● **WHAT IS BEING ASKED**: Check each line of the material below for "JSON", then copy the ones that contain it.

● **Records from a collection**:
·····
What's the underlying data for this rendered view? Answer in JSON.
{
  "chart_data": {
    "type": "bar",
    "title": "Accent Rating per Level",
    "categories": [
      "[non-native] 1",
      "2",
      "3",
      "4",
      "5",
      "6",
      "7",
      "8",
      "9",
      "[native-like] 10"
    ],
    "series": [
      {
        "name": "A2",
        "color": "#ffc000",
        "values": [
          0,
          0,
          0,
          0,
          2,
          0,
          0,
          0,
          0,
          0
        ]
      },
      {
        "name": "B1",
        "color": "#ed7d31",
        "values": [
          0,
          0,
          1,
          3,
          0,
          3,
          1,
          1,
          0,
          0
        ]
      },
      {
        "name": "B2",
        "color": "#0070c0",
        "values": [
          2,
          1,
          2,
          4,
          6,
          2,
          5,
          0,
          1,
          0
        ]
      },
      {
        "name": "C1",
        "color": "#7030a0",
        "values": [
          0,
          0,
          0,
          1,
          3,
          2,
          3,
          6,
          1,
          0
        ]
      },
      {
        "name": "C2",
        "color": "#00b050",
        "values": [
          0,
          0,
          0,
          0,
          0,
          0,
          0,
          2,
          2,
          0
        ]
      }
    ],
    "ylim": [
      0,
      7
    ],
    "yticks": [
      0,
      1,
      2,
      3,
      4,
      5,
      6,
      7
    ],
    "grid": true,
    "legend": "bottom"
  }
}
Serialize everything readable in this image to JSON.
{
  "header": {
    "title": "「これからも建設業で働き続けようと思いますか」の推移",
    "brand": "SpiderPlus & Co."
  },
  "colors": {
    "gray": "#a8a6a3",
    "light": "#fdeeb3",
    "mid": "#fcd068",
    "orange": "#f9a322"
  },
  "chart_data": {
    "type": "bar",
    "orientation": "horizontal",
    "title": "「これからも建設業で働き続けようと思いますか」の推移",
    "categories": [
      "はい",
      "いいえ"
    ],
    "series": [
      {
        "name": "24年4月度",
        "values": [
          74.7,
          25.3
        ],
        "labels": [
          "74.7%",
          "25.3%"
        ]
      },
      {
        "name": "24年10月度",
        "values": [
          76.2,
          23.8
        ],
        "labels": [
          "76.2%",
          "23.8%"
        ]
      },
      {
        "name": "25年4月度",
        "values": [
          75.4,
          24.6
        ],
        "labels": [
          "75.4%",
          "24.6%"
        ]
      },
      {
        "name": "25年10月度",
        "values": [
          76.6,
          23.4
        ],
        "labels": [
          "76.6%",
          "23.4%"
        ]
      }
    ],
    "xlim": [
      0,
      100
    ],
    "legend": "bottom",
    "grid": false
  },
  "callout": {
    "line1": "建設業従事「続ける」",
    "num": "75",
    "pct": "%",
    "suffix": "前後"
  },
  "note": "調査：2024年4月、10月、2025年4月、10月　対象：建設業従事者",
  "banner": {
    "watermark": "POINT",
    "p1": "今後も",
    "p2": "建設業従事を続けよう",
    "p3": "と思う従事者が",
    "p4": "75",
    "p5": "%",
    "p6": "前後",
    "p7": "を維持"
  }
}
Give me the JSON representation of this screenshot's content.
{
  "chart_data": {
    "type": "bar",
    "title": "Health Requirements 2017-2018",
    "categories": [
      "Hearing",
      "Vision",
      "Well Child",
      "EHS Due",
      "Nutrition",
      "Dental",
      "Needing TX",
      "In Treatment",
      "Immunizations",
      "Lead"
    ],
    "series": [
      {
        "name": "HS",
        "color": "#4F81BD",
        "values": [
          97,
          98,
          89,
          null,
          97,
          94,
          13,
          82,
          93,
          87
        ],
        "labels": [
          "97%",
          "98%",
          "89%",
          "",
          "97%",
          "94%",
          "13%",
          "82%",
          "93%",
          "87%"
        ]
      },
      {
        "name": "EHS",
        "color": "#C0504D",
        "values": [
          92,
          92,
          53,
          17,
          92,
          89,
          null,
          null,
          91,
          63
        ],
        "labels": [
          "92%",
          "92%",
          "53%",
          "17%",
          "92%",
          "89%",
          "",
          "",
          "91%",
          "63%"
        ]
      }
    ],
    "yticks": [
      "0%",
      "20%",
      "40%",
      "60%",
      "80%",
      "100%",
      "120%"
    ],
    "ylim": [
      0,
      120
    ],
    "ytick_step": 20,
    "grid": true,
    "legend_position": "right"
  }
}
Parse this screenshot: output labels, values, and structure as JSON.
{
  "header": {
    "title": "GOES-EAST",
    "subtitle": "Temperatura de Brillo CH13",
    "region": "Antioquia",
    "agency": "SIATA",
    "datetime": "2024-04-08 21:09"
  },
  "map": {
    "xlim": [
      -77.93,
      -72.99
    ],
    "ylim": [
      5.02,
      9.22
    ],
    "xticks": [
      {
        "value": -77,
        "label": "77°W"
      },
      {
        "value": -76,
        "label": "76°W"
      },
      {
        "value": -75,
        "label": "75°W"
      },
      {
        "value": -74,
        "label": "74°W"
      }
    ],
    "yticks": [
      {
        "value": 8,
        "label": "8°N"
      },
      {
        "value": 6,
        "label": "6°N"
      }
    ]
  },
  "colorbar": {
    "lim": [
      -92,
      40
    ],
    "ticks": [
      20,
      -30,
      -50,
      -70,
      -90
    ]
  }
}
·····
● **WORKED ANSWER**:
What's the underlying data for this rendered view? Answer in JSON.
Serialize everything readable in this image to JSON.
Give me the JSON representation of this screenshot's content.
Parse this screenshot: output labels, values, and structure as JSON.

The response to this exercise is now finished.